Stored items from a collection:
####
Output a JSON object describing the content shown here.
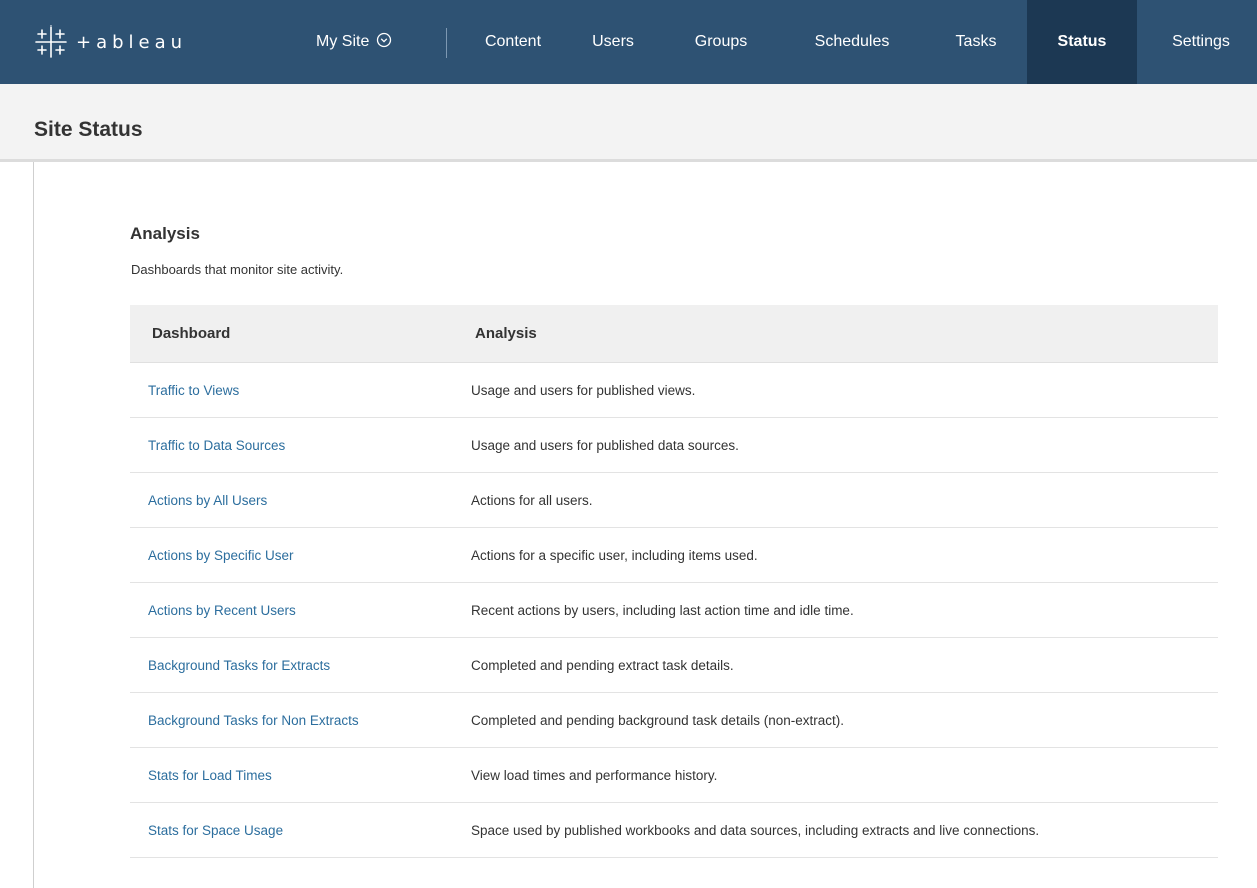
{
  "app": {
    "logo_text": "+ableau",
    "site_switch_label": "My Site"
  },
  "nav": {
    "items": [
      {
        "label": "Content"
      },
      {
        "label": "Users"
      },
      {
        "label": "Groups"
      },
      {
        "label": "Schedules"
      },
      {
        "label": "Tasks"
      },
      {
        "label": "Status",
        "active": true
      },
      {
        "label": "Settings"
      }
    ]
  },
  "page": {
    "title": "Site Status"
  },
  "section": {
    "title": "Analysis",
    "description": "Dashboards that monitor site activity."
  },
  "table": {
    "headers": [
      "Dashboard",
      "Analysis"
    ],
    "rows": [
      {
        "dashboard": "Traffic to Views",
        "analysis": "Usage and users for published views."
      },
      {
        "dashboard": "Traffic to Data Sources",
        "analysis": "Usage and users for published data sources."
      },
      {
        "dashboard": "Actions by All Users",
        "analysis": "Actions for all users."
      },
      {
        "dashboard": "Actions by Specific User",
        "analysis": "Actions for a specific user, including items used."
      },
      {
        "dashboard": "Actions by Recent Users",
        "analysis": "Recent actions by users, including last action time and idle time."
      },
      {
        "dashboard": "Background Tasks for Extracts",
        "analysis": "Completed and pending extract task details."
      },
      {
        "dashboard": "Background Tasks for Non Extracts",
        "analysis": "Completed and pending background task details (non-extract)."
      },
      {
        "dashboard": "Stats for Load Times",
        "analysis": "View load times and performance history."
      },
      {
        "dashboard": "Stats for Space Usage",
        "analysis": "Space used by published workbooks and data sources, including extracts and live connections."
      }
    ]
  },
  "colors": {
    "topbar": "#2e5273",
    "nav_active": "#1c3853",
    "link": "#2c6e9e",
    "header_bg": "#f3f3f3"
  },
  "icons": {
    "logo": "tableau-cross-logo-icon",
    "site_switch": "chevron-circle-down-icon"
  }
}
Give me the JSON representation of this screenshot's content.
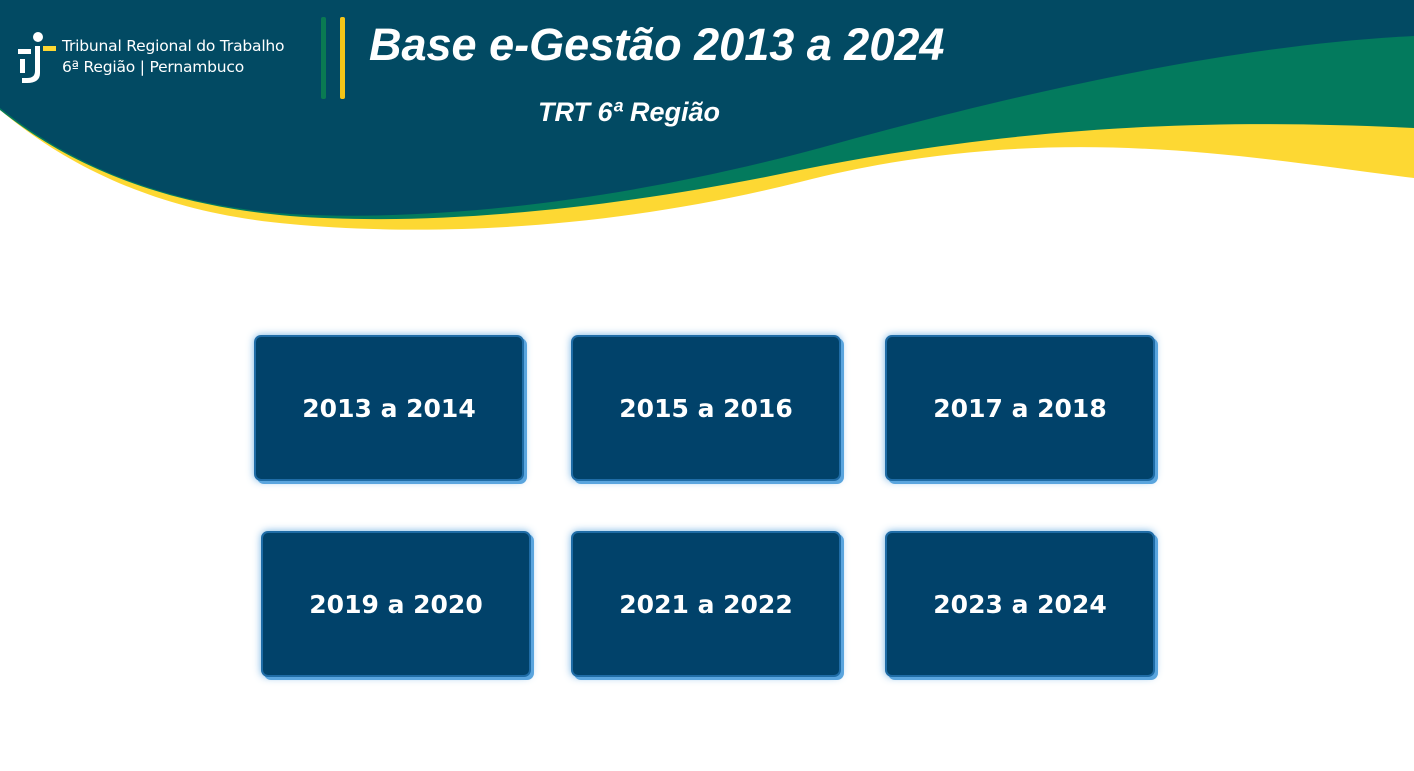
{
  "header": {
    "institution_line1": "Tribunal Regional do Trabalho",
    "institution_line2": "6ª Região | Pernambuco",
    "title": "Base e-Gestão 2013 a 2024",
    "subtitle": "TRT 6ª Região"
  },
  "periods": [
    {
      "label": "2013 a 2014"
    },
    {
      "label": "2015 a 2016"
    },
    {
      "label": "2017 a 2018"
    },
    {
      "label": "2019 a 2020"
    },
    {
      "label": "2021 a 2022"
    },
    {
      "label": "2023 a 2024"
    }
  ],
  "colors": {
    "banner_dark": "#024a63",
    "banner_green": "#037a5d",
    "banner_yellow": "#fdd833",
    "button_fill": "#01426a",
    "button_glow": "#5aa5de"
  },
  "icons": {
    "logo": "trt6-logo-icon"
  }
}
####
YOUR GOAL:
Provide only the count of lines in the material above that hold the word "Space".

REPLY TO THE TASK:
2